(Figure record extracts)

──────────────────────────────

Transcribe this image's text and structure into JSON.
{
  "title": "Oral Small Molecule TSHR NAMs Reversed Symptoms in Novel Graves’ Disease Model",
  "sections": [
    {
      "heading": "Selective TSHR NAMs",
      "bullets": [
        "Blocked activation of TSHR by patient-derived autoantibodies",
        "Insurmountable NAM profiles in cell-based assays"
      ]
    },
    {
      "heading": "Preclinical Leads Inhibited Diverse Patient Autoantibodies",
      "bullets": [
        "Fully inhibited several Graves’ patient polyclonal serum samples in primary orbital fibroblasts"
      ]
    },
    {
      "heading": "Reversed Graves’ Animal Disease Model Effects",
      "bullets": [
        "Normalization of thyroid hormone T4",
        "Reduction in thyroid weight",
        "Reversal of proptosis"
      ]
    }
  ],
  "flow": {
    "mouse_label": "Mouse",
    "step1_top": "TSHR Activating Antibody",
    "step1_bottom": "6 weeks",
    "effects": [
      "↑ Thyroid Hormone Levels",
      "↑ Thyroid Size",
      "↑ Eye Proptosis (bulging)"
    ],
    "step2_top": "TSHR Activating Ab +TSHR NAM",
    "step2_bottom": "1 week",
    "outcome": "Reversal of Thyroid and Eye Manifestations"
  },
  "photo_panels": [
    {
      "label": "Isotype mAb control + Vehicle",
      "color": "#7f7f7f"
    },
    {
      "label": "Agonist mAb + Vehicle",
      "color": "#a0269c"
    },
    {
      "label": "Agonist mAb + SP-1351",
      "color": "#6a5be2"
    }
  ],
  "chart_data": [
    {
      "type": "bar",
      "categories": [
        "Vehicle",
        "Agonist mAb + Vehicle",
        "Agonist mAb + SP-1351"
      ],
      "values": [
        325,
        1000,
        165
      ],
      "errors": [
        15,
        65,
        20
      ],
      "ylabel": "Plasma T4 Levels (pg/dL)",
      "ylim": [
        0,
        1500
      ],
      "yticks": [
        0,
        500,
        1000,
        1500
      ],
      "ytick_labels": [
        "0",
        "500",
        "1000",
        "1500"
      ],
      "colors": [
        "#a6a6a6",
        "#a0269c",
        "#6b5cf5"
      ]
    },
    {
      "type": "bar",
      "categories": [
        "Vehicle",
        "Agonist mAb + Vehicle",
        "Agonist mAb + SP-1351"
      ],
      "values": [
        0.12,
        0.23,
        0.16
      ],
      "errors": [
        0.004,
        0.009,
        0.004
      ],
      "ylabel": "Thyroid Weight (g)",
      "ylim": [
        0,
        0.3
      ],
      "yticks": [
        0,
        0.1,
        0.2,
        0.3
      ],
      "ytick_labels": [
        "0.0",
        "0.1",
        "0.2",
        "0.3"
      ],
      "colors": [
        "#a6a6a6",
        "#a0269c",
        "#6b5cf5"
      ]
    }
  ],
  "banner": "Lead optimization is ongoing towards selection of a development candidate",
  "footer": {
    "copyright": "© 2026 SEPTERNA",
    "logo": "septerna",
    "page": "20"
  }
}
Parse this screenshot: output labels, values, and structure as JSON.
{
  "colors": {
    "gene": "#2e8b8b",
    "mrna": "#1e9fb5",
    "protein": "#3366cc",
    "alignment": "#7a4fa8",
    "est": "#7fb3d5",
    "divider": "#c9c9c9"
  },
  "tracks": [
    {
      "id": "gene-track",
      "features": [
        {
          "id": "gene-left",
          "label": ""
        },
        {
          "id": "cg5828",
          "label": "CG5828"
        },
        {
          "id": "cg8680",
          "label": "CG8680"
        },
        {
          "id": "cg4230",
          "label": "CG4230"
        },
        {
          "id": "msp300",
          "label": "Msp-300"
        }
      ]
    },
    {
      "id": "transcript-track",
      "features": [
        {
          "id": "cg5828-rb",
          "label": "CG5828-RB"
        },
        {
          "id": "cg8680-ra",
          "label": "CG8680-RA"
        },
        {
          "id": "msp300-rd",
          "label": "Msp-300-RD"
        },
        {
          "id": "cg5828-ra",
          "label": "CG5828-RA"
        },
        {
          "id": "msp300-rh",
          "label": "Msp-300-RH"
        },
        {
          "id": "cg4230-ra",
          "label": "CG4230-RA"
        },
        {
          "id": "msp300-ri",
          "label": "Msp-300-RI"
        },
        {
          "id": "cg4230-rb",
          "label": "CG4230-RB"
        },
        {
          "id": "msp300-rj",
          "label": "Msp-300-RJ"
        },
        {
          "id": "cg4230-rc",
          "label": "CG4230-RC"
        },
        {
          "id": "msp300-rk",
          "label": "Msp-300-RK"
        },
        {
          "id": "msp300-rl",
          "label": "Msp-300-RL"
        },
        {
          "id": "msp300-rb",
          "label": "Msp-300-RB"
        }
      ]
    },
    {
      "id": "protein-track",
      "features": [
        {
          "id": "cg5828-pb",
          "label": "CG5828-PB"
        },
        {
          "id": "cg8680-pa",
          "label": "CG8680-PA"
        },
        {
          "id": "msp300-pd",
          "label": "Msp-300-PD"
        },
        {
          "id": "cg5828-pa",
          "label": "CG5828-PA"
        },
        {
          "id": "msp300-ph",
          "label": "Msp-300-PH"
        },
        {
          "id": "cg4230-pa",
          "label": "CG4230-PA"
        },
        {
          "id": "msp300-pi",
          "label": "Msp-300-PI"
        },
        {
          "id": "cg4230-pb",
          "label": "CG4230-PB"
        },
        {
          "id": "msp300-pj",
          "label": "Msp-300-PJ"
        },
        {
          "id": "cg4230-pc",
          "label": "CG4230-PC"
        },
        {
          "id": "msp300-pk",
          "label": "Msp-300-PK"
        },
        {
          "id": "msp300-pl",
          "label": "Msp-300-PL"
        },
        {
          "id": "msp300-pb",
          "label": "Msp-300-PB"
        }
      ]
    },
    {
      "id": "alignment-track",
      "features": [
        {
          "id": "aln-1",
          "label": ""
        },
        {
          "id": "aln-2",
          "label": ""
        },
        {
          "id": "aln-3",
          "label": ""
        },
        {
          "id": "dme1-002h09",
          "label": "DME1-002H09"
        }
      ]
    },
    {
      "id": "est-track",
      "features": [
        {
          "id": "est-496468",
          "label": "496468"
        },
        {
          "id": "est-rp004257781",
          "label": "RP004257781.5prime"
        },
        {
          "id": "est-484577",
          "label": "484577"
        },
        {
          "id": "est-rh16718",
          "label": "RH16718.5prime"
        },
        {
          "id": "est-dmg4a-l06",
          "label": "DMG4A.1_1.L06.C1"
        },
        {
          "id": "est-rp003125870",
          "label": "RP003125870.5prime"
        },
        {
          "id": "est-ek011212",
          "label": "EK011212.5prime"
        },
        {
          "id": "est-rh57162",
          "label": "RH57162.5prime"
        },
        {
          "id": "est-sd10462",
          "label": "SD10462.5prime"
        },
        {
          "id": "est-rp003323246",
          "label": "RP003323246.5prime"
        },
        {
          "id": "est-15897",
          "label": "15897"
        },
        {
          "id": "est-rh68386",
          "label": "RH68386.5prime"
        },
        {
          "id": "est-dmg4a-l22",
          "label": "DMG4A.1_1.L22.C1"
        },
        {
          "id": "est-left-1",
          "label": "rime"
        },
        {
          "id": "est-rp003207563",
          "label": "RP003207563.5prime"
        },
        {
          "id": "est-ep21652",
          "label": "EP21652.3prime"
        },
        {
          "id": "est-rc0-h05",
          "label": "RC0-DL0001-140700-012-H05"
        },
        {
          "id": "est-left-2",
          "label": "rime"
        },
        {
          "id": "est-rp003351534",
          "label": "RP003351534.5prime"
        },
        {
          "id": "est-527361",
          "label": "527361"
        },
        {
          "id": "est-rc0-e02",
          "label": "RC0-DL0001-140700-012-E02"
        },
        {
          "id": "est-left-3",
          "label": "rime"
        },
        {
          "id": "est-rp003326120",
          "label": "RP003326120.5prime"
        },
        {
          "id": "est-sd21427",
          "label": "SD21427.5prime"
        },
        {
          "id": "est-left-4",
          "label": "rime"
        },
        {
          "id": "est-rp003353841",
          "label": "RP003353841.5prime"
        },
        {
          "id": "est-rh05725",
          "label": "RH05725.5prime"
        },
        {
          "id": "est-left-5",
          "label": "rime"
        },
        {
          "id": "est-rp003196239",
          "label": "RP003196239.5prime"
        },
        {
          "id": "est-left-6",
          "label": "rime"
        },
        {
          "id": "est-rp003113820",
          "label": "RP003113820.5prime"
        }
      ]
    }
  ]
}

──────────────────────────────

→ ASSIGNMENT:
What are the lines of the data above that include the string "heading"? Copy them.

→ RESULT:
      "heading": "Selective TSHR NAMs",
      "heading": "Preclinical Leads Inhibited Diverse Patient Autoantibodies",
      "heading": "Reversed Graves’ Animal Disease Model Effects",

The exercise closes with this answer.